[Tasks to carry out]
A - In the appellate opinion excerpt, what did the officers find in a coffee can in People v. Bock Leung Chew?
B - Write out the passage of the appellate opinion excerpt from "See also People" to "Coughlin, J., concurred.".
C - In the appellate opinion excerpt, condense the paragraph beginning "The testimony as to the officers' previous knowledge" while keeping its main facts.

[Selected excerpt]
────────────────────

Defendant argues on this appeal that there was not sufficient evidence of knowledge of possession on his part and that the testimony of the codefendant Shaffer should be disregarded because of gross contradictions in his testimony. Citing such authority as People v. Kross, 112 Cal. App. 2d 602 [247 P.2d 44], and People v. Nunn, 65 Cal. App. 2d 188 [150 P.2d 476].

[1] Knowledge of defendant's possession was sufficiently shown, not only by the testimony of the codefendant but by evidence of odor emanating from the car, the joint possession and use of the marijuana and defendant's actions and conduct in parking in this isolated place under the circumstances related. (People v. Kuykendall, 170 Cal. App. 2d 250 [338 [182 Cal. App. 2d 92] P.2d 574]; People v. Collier, 169 Cal. App. 2d 19 [336 P.2d 582].) The authorities relied upon by defendant are factually distinguishable and are not inconsistent with the conclusions here reached.

[2] The testimony as to the officers' previous knowledge of defendant's conduct and actions in parking his car at the place indicated under the circumstances related, and the odor of marijuana emanating from the car, were a sufficient showing of reasonable cause to make the arrest and conduct a search incident thereto. In People v. Bock Leung Chew, 142 Cal. App. 2d 400, 402 [298 P.2d 118], the officers walked by the door of an apartment and it smelled like opium. They were admitted to the apartment by the wife of the defendant, who spoke no English and understood none. Upon searching, they found yen shee in a coffee can. In holding that the officers had reasonable and probable cause for the search, the court stated:

"Since the possession of opium is a felony officers who detect the odor of opium are entitled to believe that the felony of possessing opium is being committed in their presence. We can see no logical distinction in this respect between something apparent to the sense of smell, and the same thing apparent to the sense of sight or to the sense of hearing."

See also People v. Clifton, 169 Cal. App. 2d 617 [337 P.2d 871]; People v. Martin, 46 Cal. 2d 106 [293 P.2d 52]; People v. Gorg, 45 Cal. 2d 776 [291 P.2d 469]; People v. Cahill, 163 Cal. App. 2d 15 [328 P.2d 995]. The authorities relied upon by defendant, such as People v. Yet Ning Yee, 145 Cal. App. 2d 513 [302 P.2d 616]; People v. Brown, 45 Cal. 2d 640 [290 P.2d 528]; and People v. Cahan, 44 Cal. 2d 434 [282 P.2d 905, 50 A.L.R.2d 513], are factually distinguishable.

A mere recitation of the facts shows the sufficiency of the evidence to sustain the verdict.

Judgment affirmed.

Shepard, J., and Coughlin, J., concurred.

────────────────────

Document layout detection data:
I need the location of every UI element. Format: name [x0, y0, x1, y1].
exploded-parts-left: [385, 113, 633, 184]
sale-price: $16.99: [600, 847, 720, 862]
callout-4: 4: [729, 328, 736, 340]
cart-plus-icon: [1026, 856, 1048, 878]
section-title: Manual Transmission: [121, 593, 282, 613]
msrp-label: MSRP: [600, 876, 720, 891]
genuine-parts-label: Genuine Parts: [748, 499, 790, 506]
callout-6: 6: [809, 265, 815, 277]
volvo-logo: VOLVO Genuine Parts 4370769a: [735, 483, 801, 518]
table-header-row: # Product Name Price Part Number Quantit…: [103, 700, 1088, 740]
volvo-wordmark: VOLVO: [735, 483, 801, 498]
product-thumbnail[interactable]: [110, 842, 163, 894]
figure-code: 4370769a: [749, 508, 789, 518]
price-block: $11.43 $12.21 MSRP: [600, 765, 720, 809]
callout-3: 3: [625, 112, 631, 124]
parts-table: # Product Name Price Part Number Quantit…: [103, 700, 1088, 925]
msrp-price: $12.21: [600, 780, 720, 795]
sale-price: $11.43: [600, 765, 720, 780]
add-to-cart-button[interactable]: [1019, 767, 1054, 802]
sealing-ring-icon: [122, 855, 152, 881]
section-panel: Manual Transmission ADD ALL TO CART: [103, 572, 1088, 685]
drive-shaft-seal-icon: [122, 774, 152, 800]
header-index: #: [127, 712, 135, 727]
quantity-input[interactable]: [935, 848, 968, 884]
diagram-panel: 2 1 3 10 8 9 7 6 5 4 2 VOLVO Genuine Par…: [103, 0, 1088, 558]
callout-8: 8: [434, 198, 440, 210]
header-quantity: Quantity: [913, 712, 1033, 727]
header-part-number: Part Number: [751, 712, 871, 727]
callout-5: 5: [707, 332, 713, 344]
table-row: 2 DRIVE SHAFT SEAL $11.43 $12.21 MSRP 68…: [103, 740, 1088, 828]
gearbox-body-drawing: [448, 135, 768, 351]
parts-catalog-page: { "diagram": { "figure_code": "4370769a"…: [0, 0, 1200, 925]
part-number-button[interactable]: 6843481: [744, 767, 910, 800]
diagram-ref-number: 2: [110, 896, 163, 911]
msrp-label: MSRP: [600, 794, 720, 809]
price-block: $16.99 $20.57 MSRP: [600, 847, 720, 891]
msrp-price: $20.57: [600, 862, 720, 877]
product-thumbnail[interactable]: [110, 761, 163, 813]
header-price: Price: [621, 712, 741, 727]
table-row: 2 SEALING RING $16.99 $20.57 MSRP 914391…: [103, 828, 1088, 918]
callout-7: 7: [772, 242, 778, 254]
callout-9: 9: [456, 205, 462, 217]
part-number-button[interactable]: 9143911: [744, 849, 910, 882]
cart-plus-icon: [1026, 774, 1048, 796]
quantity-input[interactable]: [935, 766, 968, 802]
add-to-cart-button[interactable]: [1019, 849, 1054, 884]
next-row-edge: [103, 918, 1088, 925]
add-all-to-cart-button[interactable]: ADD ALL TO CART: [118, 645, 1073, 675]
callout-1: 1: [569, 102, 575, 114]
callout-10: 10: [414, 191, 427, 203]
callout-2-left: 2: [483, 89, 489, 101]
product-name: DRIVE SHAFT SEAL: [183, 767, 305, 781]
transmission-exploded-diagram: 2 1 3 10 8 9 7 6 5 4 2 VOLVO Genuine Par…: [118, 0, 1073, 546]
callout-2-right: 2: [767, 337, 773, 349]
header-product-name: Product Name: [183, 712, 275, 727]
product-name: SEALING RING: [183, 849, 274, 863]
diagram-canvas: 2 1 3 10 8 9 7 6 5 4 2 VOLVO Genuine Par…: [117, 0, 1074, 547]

────────────────────

[Activity answers]
A - Yen shee.

B -
See also People v. Clifton, 169 Cal. App. 2d 617 [337 P.2d 871]; People v. Martin, 46 Cal. 2d 106 [293 P.2d 52]; People v. Gorg, 45 Cal. 2d 776 [291 P.2d 469]; People v. Cahill, 163 Cal. App. 2d 15 [328 P.2d 995]. The authorities relied upon by defendant, such as People v. Yet Ning Yee, 145 Cal. App. 2d 513 [302 P.2d 616]; People v. Brown, 45 Cal. 2d 640 [290 P.2d 528]; and People v. Cahan, 44 Cal. 2d 434 [282 P.2d 905, 50 A.L.R.2d 513], are factually distinguishable.

A mere recitation of the facts shows the sufficiency of the evidence to sustain the verdict.

Judgment affirmed.

Shepard, J., and Coughlin, J., concurred.

C - The officers' prior knowledge of the defendant parking his car at that place under the circumstances described, together with the marijuana odor from the car, gave reasonable cause for the arrest and a search incident to it. In People v. Bock Leung Chew, 142 Cal. App. 2d 400, officers smelled opium at an apartment door. The defendant's wife, who spoke and understood no English, let them in, and they found yen shee in a coffee can. Holding that the officers had reasonable and probable cause for the search, the court stated its reasoning.